Task =>
Select all lines in the records that include "công".
## begin Supplied data
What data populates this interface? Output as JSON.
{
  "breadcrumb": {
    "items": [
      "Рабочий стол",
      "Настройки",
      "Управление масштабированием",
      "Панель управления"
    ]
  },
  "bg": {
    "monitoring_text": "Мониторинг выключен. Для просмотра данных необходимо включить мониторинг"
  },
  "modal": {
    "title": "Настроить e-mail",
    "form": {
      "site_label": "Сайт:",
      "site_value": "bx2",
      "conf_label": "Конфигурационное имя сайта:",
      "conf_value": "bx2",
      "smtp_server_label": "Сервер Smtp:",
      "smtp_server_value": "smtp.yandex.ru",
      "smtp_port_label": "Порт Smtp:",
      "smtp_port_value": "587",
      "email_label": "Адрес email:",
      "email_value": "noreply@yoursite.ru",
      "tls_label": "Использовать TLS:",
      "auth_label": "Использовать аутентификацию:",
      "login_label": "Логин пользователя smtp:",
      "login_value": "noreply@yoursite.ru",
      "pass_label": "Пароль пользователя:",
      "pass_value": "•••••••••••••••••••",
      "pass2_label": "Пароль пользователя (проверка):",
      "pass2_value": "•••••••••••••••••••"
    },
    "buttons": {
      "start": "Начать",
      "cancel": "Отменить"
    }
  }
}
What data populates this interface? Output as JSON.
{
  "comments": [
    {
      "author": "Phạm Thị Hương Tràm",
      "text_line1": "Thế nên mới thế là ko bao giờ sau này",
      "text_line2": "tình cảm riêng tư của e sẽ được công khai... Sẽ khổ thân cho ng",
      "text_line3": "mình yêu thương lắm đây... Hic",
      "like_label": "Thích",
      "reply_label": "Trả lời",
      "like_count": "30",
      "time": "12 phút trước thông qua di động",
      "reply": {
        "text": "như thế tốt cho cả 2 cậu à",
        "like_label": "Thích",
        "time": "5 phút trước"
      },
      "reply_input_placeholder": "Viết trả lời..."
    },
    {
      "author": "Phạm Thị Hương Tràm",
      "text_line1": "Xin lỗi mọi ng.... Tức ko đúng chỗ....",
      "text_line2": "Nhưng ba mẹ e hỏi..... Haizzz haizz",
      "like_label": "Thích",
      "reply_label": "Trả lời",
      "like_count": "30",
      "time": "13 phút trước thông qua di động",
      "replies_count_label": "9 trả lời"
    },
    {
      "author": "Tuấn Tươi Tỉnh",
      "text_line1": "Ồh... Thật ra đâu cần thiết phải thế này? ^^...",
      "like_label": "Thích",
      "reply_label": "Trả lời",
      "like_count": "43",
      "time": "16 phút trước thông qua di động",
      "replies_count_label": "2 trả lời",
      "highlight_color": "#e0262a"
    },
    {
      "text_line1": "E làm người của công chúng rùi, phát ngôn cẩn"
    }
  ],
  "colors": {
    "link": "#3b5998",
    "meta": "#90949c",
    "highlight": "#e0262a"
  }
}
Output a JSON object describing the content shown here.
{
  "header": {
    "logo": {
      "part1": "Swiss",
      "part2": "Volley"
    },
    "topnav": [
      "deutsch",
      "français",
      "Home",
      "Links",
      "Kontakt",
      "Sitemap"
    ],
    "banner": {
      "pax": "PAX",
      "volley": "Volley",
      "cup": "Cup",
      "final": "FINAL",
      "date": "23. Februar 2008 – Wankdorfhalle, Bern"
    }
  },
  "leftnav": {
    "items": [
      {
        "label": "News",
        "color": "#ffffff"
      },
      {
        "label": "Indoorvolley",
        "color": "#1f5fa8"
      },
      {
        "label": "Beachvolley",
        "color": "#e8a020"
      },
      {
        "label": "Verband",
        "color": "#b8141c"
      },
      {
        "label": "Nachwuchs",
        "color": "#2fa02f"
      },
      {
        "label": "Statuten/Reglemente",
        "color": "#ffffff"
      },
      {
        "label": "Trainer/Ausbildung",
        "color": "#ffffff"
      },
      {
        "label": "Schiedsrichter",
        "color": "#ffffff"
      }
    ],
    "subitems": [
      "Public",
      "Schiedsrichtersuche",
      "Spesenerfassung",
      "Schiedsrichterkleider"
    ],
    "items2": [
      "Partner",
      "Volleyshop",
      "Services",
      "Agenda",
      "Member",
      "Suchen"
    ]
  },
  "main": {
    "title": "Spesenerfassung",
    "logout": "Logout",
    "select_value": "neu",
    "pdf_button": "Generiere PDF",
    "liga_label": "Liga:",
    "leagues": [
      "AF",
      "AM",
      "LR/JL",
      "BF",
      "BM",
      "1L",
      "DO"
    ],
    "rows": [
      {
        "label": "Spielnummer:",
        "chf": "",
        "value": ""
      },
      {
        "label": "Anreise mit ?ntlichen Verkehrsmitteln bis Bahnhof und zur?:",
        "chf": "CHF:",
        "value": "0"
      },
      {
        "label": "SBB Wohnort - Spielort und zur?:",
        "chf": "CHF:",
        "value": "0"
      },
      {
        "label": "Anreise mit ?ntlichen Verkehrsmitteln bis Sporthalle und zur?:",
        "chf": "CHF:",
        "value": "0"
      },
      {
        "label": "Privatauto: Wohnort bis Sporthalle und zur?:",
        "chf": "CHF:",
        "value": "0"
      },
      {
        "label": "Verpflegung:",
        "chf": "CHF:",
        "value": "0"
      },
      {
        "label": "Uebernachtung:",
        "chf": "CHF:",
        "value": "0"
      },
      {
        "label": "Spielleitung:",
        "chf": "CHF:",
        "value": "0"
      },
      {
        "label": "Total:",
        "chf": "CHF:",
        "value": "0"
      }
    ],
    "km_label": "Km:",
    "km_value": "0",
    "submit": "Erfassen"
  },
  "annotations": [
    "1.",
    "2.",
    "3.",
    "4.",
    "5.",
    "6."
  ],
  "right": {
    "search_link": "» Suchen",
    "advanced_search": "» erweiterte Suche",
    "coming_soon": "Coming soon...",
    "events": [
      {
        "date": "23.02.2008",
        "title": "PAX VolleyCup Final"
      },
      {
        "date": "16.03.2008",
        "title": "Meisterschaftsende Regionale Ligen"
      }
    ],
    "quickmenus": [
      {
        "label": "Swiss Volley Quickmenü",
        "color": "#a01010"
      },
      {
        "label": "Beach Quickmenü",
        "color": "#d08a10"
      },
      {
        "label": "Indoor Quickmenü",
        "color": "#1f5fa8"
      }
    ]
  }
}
## end Supplied data
Answer below =>
      "text_line2": "tình cảm riêng tư của e sẽ được công khai... Sẽ khổ thân cho ng",
      "text_line1": "E làm người của công chúng rùi, phát ngôn cẩn"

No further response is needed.